» Stored records

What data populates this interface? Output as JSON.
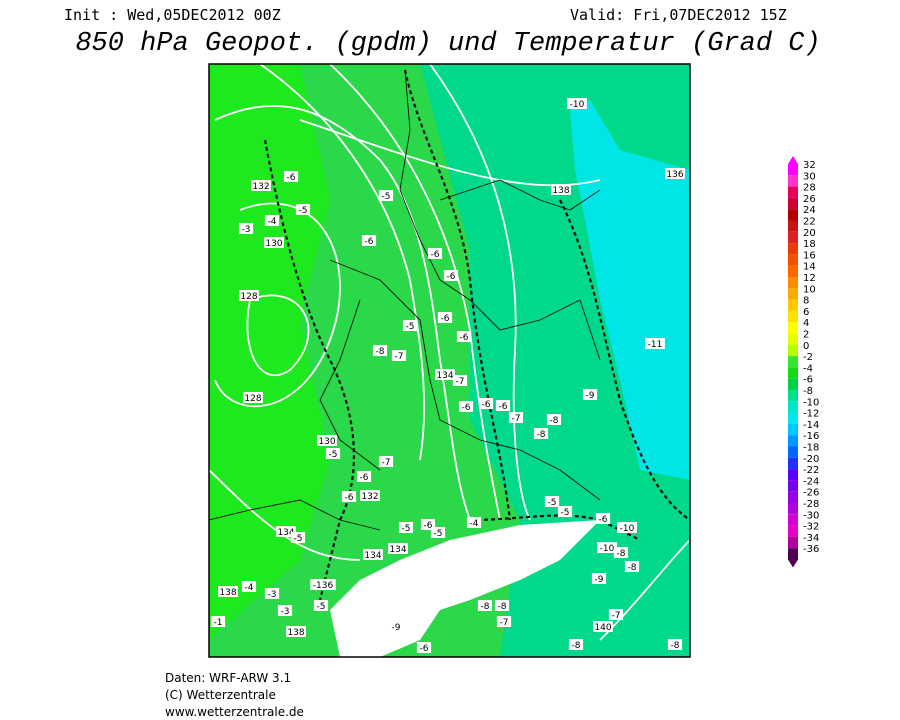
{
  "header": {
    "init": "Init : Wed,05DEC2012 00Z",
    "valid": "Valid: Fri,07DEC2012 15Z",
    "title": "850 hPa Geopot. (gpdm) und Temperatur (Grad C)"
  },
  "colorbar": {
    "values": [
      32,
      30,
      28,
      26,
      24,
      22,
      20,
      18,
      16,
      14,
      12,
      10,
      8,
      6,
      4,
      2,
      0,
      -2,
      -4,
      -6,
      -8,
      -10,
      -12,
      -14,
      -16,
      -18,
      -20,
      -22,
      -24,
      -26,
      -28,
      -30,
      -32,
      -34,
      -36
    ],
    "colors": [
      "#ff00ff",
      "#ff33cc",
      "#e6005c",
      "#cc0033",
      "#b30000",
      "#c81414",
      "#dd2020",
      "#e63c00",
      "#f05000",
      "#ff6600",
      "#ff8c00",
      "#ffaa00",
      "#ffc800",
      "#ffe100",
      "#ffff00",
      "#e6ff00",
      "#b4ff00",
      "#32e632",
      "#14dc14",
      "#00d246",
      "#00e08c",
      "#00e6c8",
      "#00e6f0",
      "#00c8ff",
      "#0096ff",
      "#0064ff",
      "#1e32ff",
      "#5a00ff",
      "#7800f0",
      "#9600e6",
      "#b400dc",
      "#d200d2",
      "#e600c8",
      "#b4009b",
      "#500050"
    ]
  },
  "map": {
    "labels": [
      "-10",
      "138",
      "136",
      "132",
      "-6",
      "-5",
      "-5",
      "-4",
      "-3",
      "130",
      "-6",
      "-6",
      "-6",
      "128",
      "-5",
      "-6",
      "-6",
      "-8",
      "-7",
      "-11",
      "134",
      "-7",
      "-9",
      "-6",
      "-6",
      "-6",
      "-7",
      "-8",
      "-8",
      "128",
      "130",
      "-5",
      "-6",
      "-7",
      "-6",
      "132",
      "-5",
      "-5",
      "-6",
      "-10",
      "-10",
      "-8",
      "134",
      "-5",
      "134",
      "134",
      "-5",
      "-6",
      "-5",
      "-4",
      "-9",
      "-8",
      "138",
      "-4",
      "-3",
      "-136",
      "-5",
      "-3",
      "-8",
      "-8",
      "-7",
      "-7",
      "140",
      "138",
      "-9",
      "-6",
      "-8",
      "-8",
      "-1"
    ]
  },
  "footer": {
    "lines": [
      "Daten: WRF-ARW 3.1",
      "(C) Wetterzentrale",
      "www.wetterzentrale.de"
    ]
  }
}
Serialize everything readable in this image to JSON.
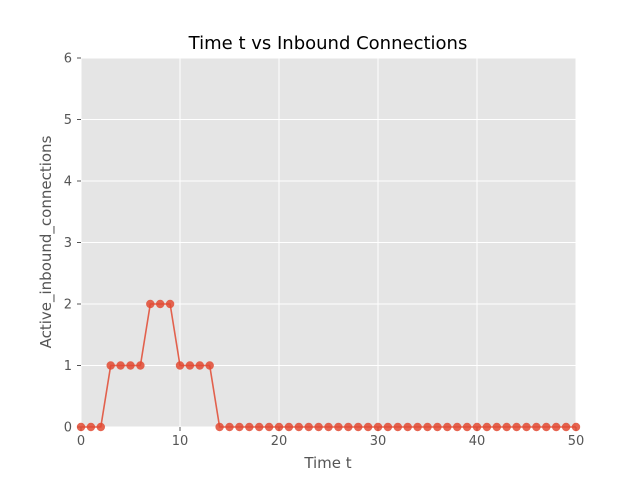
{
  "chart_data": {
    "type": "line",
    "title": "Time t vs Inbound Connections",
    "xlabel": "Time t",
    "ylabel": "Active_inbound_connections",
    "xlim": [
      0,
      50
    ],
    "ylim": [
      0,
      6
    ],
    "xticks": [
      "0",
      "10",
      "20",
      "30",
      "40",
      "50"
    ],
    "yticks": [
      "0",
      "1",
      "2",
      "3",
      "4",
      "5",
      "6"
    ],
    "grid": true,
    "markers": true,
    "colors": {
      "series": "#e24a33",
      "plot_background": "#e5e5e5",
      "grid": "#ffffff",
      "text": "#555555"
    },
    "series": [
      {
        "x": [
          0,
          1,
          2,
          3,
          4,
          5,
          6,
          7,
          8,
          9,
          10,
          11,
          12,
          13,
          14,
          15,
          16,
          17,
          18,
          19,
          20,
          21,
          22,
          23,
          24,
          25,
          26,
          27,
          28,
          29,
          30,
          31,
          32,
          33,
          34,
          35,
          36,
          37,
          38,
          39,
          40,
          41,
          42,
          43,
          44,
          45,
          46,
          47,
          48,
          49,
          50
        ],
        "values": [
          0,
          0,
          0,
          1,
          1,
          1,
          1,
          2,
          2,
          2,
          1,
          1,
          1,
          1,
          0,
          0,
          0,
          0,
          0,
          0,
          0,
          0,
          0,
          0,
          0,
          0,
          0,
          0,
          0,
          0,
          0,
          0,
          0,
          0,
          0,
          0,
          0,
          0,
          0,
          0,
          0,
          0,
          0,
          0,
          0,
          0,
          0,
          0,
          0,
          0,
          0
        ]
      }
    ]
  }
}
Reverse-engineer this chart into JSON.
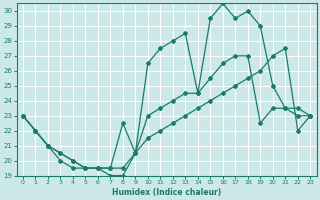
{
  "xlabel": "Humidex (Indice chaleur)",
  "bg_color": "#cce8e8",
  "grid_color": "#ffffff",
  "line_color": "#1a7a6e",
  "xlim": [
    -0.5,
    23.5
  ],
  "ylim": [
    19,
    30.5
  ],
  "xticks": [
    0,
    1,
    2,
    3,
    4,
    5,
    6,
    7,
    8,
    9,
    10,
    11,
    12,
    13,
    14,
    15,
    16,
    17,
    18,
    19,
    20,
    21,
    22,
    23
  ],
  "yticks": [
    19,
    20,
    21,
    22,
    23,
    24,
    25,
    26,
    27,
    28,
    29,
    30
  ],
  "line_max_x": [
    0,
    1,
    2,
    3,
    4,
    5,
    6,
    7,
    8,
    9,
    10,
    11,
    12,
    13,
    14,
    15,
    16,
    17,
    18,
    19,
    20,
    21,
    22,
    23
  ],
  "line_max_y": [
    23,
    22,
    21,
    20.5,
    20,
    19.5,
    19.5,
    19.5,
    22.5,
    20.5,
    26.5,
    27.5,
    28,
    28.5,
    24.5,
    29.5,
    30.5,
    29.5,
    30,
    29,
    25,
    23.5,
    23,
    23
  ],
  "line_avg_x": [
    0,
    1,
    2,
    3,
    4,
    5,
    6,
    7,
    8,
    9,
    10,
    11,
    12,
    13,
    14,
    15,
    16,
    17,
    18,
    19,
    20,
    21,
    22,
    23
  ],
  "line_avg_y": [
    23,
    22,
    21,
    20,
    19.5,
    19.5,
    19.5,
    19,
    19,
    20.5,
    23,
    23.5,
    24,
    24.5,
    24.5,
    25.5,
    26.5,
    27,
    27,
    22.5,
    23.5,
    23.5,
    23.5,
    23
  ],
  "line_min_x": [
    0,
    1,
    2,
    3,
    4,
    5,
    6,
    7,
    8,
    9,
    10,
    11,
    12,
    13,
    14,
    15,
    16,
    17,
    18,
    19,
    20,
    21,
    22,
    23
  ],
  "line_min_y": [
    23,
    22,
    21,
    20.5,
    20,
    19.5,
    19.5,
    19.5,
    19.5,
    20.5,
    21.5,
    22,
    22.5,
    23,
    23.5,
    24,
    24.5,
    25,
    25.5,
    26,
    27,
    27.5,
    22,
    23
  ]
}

==

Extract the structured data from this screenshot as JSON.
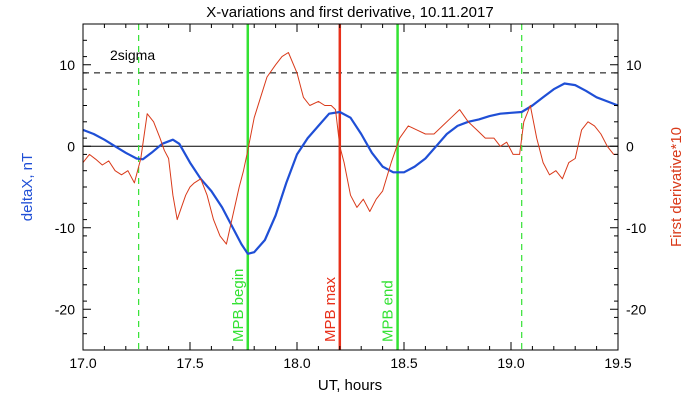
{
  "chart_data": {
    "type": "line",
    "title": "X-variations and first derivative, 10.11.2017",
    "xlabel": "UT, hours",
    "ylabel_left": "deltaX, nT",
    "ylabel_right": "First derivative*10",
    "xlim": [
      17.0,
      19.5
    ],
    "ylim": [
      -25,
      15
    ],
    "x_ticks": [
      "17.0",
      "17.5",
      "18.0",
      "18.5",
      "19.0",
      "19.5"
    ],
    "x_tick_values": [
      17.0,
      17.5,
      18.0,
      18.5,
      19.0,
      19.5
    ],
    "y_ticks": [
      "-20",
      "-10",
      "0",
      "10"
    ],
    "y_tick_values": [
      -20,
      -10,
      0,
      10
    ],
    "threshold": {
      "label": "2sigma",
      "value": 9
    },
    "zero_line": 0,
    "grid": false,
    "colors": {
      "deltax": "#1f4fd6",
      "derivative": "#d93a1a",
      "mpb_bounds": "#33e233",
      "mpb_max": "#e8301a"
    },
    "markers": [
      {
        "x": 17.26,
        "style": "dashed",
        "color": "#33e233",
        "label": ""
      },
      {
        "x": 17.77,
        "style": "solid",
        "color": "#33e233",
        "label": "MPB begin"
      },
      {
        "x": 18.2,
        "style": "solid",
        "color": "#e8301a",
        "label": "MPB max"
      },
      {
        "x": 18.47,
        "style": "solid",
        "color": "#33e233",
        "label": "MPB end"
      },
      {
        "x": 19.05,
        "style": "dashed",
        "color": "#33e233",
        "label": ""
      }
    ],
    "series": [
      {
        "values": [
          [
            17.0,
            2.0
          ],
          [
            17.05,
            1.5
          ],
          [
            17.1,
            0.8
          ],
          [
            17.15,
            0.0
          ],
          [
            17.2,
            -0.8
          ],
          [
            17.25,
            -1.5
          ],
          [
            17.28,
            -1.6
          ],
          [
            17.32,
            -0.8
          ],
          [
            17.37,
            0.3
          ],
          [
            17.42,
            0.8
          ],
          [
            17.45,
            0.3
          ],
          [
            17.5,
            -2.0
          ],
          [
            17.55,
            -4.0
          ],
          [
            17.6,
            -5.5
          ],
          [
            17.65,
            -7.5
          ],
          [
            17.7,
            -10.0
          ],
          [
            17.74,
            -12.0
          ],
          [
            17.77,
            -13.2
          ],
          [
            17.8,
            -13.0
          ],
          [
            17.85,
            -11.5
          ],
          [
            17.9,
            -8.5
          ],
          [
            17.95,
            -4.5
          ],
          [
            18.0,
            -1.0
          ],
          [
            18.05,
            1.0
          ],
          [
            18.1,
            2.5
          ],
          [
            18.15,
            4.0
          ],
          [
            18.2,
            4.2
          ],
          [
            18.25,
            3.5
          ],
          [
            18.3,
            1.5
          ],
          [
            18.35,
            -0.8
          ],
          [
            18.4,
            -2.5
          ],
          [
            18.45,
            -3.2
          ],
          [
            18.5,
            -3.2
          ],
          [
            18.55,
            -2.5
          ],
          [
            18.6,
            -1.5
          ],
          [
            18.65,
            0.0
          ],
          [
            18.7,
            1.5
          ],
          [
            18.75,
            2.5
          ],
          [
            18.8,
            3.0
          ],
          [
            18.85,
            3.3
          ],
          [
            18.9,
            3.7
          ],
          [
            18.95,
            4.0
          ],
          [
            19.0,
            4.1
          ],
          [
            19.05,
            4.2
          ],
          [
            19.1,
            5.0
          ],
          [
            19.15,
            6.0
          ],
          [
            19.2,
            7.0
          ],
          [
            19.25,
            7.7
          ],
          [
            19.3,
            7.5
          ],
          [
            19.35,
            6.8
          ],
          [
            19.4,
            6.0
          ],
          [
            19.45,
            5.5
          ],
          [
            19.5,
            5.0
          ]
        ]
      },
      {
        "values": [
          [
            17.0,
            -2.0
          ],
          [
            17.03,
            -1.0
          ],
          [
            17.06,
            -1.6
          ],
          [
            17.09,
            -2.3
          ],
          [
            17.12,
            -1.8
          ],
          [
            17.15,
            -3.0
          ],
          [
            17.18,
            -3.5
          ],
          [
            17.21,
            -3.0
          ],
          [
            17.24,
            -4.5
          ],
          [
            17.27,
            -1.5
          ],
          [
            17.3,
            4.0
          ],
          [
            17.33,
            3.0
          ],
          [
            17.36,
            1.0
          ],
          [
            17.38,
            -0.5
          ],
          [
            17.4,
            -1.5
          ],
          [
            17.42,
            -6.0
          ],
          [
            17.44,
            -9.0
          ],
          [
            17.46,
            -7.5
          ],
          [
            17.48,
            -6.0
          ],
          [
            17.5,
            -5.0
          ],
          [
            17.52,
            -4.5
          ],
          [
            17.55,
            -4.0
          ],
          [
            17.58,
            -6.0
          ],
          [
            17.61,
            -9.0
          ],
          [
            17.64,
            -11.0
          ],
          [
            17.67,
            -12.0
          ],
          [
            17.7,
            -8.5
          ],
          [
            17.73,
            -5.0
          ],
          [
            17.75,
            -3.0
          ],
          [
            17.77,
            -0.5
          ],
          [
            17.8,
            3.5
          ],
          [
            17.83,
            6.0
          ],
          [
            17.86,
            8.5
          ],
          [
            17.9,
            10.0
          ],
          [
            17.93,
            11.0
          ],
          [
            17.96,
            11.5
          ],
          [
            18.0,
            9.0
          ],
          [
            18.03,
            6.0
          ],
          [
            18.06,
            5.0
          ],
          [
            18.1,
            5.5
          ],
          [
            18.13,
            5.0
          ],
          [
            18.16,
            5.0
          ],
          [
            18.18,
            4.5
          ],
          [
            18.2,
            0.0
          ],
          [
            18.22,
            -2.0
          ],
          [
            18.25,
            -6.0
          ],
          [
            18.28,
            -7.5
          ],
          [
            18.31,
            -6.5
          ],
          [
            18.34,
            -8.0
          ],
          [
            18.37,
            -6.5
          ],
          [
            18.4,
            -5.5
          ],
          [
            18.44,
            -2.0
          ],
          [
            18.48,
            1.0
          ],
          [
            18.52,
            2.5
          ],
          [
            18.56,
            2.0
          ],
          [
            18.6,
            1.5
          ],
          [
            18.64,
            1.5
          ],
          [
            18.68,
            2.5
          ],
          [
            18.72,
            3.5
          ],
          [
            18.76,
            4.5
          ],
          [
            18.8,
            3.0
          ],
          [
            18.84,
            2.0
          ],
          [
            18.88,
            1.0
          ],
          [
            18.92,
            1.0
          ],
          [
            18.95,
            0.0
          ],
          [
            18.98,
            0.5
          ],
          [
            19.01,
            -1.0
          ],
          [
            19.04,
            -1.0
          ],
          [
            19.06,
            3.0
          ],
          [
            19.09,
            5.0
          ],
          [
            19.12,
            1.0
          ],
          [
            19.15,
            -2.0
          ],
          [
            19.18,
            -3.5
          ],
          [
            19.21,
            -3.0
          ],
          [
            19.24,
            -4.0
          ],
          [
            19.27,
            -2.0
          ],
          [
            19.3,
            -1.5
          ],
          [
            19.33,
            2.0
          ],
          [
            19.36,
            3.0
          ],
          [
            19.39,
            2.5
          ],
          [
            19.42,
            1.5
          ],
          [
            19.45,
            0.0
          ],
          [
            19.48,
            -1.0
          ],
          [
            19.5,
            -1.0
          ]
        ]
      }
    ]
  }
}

» To be done
Of the lines above, copy each that contains "title".

» Solution to this task
    "title": "850 hPa Geopot. (gpdm) und Temperatur (Grad C)"
    "title": "Time t vs Inbound Connections",
    "title": "X-variations and first derivative, 10.11.2017",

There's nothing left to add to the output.